#### Supplied data:

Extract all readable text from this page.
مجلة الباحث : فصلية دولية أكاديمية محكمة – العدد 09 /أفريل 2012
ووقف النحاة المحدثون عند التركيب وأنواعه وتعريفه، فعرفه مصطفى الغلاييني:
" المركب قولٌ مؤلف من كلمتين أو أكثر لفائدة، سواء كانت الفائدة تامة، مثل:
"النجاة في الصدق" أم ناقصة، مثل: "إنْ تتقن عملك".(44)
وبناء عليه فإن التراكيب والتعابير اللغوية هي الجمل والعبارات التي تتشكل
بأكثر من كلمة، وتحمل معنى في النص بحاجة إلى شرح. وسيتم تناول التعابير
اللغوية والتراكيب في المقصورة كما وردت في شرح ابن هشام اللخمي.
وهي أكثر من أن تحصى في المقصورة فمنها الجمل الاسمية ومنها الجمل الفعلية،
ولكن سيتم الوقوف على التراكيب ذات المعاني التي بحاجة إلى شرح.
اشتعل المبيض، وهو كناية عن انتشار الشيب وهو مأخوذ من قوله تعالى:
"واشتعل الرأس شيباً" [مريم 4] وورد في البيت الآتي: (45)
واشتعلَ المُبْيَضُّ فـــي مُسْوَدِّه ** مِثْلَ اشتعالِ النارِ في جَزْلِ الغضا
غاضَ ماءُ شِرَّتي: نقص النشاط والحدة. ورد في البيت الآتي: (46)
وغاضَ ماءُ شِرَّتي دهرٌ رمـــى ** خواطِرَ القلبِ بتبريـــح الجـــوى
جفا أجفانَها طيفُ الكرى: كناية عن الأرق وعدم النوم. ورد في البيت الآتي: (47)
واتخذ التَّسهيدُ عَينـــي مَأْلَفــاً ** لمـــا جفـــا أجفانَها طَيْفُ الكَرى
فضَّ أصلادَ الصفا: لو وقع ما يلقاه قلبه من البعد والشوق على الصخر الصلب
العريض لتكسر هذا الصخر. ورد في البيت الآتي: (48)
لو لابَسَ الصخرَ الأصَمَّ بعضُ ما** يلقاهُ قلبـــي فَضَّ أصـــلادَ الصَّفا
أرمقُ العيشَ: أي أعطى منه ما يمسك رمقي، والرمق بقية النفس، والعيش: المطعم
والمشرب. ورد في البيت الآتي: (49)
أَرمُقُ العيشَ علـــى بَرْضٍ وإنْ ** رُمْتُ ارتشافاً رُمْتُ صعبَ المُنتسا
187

#### Exercise goal:
Copy the entries above exactly, leaving none out.

#### Final result:
Extract all readable text from this page.
مجلة الباحث : فصلية دولية أكاديمية محكمة – العدد 09 /أفريل 2012
ووقف النحاة المحدثون عند التركيب وأنواعه وتعريفه، فعرفه مصطفى الغلاييني:
" المركب قولٌ مؤلف من كلمتين أو أكثر لفائدة، سواء كانت الفائدة تامة، مثل:
"النجاة في الصدق" أم ناقصة، مثل: "إنْ تتقن عملك".(44)
وبناء عليه فإن التراكيب والتعابير اللغوية هي الجمل والعبارات التي تتشكل
بأكثر من كلمة، وتحمل معنى في النص بحاجة إلى شرح. وسيتم تناول التعابير
اللغوية والتراكيب في المقصورة كما وردت في شرح ابن هشام اللخمي.
وهي أكثر من أن تحصى في المقصورة فمنها الجمل الاسمية ومنها الجمل الفعلية،
ولكن سيتم الوقوف على التراكيب ذات المعاني التي بحاجة إلى شرح.
اشتعل المبيض، وهو كناية عن انتشار الشيب وهو مأخوذ من قوله تعالى:
"واشتعل الرأس شيباً" [مريم 4] وورد في البيت الآتي: (45)
واشتعلَ المُبْيَضُّ فـــي مُسْوَدِّه ** مِثْلَ اشتعالِ النارِ في جَزْلِ الغضا
غاضَ ماءُ شِرَّتي: نقص النشاط والحدة. ورد في البيت الآتي: (46)
وغاضَ ماءُ شِرَّتي دهرٌ رمـــى ** خواطِرَ القلبِ بتبريـــح الجـــوى
جفا أجفانَها طيفُ الكرى: كناية عن الأرق وعدم النوم. ورد في البيت الآتي: (47)
واتخذ التَّسهيدُ عَينـــي مَأْلَفــاً ** لمـــا جفـــا أجفانَها طَيْفُ الكَرى
فضَّ أصلادَ الصفا: لو وقع ما يلقاه قلبه من البعد والشوق على الصخر الصلب
العريض لتكسر هذا الصخر. ورد في البيت الآتي: (48)
لو لابَسَ الصخرَ الأصَمَّ بعضُ ما** يلقاهُ قلبـــي فَضَّ أصـــلادَ الصَّفا
أرمقُ العيشَ: أي أعطى منه ما يمسك رمقي، والرمق بقية النفس، والعيش: المطعم
والمشرب. ورد في البيت الآتي: (49)
أَرمُقُ العيشَ علـــى بَرْضٍ وإنْ ** رُمْتُ ارتشافاً رُمْتُ صعبَ المُنتسا
187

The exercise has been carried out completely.